**Aim of the task**
Restate the entries below word for word, omitting nothing.

═══ Material supplied

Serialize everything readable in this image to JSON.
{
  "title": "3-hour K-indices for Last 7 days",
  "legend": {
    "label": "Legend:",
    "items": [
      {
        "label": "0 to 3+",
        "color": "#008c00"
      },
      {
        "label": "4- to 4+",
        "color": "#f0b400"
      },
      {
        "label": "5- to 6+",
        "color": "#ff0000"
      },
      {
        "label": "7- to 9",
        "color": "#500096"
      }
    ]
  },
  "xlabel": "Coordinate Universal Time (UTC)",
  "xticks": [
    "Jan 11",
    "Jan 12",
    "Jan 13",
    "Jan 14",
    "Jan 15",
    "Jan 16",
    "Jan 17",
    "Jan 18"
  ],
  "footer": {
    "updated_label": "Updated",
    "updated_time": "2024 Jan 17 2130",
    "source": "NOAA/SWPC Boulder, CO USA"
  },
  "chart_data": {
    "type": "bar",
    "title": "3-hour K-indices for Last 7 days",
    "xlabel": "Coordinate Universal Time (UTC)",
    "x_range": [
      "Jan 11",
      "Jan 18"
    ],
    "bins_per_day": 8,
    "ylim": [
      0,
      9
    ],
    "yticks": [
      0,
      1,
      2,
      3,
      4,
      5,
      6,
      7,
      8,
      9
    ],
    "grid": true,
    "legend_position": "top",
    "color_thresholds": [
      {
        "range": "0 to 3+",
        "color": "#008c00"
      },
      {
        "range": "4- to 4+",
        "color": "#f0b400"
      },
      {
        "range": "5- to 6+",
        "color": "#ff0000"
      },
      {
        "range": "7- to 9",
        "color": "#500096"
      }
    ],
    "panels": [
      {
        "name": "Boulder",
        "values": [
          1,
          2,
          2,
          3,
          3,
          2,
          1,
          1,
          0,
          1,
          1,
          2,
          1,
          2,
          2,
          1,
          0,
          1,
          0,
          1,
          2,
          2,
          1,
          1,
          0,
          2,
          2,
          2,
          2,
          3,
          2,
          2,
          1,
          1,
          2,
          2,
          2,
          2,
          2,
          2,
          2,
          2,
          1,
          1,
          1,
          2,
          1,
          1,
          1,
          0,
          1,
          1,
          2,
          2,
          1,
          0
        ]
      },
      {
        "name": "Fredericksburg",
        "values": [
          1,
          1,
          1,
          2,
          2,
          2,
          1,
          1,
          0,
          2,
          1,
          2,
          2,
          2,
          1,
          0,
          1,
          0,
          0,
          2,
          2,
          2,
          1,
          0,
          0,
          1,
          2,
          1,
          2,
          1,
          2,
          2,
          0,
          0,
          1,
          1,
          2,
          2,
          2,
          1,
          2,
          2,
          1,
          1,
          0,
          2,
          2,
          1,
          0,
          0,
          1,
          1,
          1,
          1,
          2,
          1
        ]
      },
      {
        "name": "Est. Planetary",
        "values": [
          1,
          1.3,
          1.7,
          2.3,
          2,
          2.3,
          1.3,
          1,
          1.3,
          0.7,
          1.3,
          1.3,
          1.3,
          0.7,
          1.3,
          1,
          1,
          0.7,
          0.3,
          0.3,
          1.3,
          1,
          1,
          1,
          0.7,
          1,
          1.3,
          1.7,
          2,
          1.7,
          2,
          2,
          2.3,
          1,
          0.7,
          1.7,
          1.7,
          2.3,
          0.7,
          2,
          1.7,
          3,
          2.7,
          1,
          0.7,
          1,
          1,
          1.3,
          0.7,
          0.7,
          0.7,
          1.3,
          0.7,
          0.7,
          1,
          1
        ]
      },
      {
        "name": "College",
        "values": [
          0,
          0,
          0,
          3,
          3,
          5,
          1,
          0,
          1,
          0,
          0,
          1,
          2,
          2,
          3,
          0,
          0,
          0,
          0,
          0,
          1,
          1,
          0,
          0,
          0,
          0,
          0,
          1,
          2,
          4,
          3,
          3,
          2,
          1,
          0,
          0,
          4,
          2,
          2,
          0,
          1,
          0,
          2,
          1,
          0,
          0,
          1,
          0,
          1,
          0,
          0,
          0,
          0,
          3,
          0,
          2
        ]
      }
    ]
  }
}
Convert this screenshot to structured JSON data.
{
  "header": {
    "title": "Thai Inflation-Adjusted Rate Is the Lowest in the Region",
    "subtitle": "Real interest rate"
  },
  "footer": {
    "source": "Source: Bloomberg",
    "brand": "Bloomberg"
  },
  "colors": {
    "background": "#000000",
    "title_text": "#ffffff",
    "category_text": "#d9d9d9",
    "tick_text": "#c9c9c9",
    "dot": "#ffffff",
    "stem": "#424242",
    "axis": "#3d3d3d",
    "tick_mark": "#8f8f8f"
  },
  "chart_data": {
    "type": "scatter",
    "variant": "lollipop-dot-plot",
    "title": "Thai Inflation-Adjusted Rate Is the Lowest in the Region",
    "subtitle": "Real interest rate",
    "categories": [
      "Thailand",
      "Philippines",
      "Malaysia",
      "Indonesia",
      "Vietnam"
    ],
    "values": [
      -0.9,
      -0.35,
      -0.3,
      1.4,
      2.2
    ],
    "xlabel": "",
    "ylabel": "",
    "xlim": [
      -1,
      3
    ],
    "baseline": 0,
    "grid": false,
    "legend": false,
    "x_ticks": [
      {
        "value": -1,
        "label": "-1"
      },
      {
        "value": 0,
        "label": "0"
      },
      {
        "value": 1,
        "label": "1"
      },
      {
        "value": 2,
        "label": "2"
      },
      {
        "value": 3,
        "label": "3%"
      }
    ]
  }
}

══════

**Exercise result**
Serialize everything readable in this image to JSON.
{
  "title": "3-hour K-indices for Last 7 days",
  "legend": {
    "label": "Legend:",
    "items": [
      {
        "label": "0 to 3+",
        "color": "#008c00"
      },
      {
        "label": "4- to 4+",
        "color": "#f0b400"
      },
      {
        "label": "5- to 6+",
        "color": "#ff0000"
      },
      {
        "label": "7- to 9",
        "color": "#500096"
      }
    ]
  },
  "xlabel": "Coordinate Universal Time (UTC)",
  "xticks": [
    "Jan 11",
    "Jan 12",
    "Jan 13",
    "Jan 14",
    "Jan 15",
    "Jan 16",
    "Jan 17",
    "Jan 18"
  ],
  "footer": {
    "updated_label": "Updated",
    "updated_time": "2024 Jan 17 2130",
    "source": "NOAA/SWPC Boulder, CO USA"
  },
  "chart_data": {
    "type": "bar",
    "title": "3-hour K-indices for Last 7 days",
    "xlabel": "Coordinate Universal Time (UTC)",
    "x_range": [
      "Jan 11",
      "Jan 18"
    ],
    "bins_per_day": 8,
    "ylim": [
      0,
      9
    ],
    "yticks": [
      0,
      1,
      2,
      3,
      4,
      5,
      6,
      7,
      8,
      9
    ],
    "grid": true,
    "legend_position": "top",
    "color_thresholds": [
      {
        "range": "0 to 3+",
        "color": "#008c00"
      },
      {
        "range": "4- to 4+",
        "color": "#f0b400"
      },
      {
        "range": "5- to 6+",
        "color": "#ff0000"
      },
      {
        "range": "7- to 9",
        "color": "#500096"
      }
    ],
    "panels": [
      {
        "name": "Boulder",
        "values": [
          1,
          2,
          2,
          3,
          3,
          2,
          1,
          1,
          0,
          1,
          1,
          2,
          1,
          2,
          2,
          1,
          0,
          1,
          0,
          1,
          2,
          2,
          1,
          1,
          0,
          2,
          2,
          2,
          2,
          3,
          2,
          2,
          1,
          1,
          2,
          2,
          2,
          2,
          2,
          2,
          2,
          2,
          1,
          1,
          1,
          2,
          1,
          1,
          1,
          0,
          1,
          1,
          2,
          2,
          1,
          0
        ]
      },
      {
        "name": "Fredericksburg",
        "values": [
          1,
          1,
          1,
          2,
          2,
          2,
          1,
          1,
          0,
          2,
          1,
          2,
          2,
          2,
          1,
          0,
          1,
          0,
          0,
          2,
          2,
          2,
          1,
          0,
          0,
          1,
          2,
          1,
          2,
          1,
          2,
          2,
          0,
          0,
          1,
          1,
          2,
          2,
          2,
          1,
          2,
          2,
          1,
          1,
          0,
          2,
          2,
          1,
          0,
          0,
          1,
          1,
          1,
          1,
          2,
          1
        ]
      },
      {
        "name": "Est. Planetary",
        "values": [
          1,
          1.3,
          1.7,
          2.3,
          2,
          2.3,
          1.3,
          1,
          1.3,
          0.7,
          1.3,
          1.3,
          1.3,
          0.7,
          1.3,
          1,
          1,
          0.7,
          0.3,
          0.3,
          1.3,
          1,
          1,
          1,
          0.7,
          1,
          1.3,
          1.7,
          2,
          1.7,
          2,
          2,
          2.3,
          1,
          0.7,
          1.7,
          1.7,
          2.3,
          0.7,
          2,
          1.7,
          3,
          2.7,
          1,
          0.7,
          1,
          1,
          1.3,
          0.7,
          0.7,
          0.7,
          1.3,
          0.7,
          0.7,
          1,
          1
        ]
      },
      {
        "name": "College",
        "values": [
          0,
          0,
          0,
          3,
          3,
          5,
          1,
          0,
          1,
          0,
          0,
          1,
          2,
          2,
          3,
          0,
          0,
          0,
          0,
          0,
          1,
          1,
          0,
          0,
          0,
          0,
          0,
          1,
          2,
          4,
          3,
          3,
          2,
          1,
          0,
          0,
          4,
          2,
          2,
          0,
          1,
          0,
          2,
          1,
          0,
          0,
          1,
          0,
          1,
          0,
          0,
          0,
          0,
          3,
          0,
          2
        ]
      }
    ]
  }
}
Convert this screenshot to structured JSON data.
{
  "header": {
    "title": "Thai Inflation-Adjusted Rate Is the Lowest in the Region",
    "subtitle": "Real interest rate"
  },
  "footer": {
    "source": "Source: Bloomberg",
    "brand": "Bloomberg"
  },
  "colors": {
    "background": "#000000",
    "title_text": "#ffffff",
    "category_text": "#d9d9d9",
    "tick_text": "#c9c9c9",
    "dot": "#ffffff",
    "stem": "#424242",
    "axis": "#3d3d3d",
    "tick_mark": "#8f8f8f"
  },
  "chart_data": {
    "type": "scatter",
    "variant": "lollipop-dot-plot",
    "title": "Thai Inflation-Adjusted Rate Is the Lowest in the Region",
    "subtitle": "Real interest rate",
    "categories": [
      "Thailand",
      "Philippines",
      "Malaysia",
      "Indonesia",
      "Vietnam"
    ],
    "values": [
      -0.9,
      -0.35,
      -0.3,
      1.4,
      2.2
    ],
    "xlabel": "",
    "ylabel": "",
    "xlim": [
      -1,
      3
    ],
    "baseline": 0,
    "grid": false,
    "legend": false,
    "x_ticks": [
      {
        "value": -1,
        "label": "-1"
      },
      {
        "value": 0,
        "label": "0"
      },
      {
        "value": 1,
        "label": "1"
      },
      {
        "value": 2,
        "label": "2"
      },
      {
        "value": 3,
        "label": "3%"
      }
    ]
  }
}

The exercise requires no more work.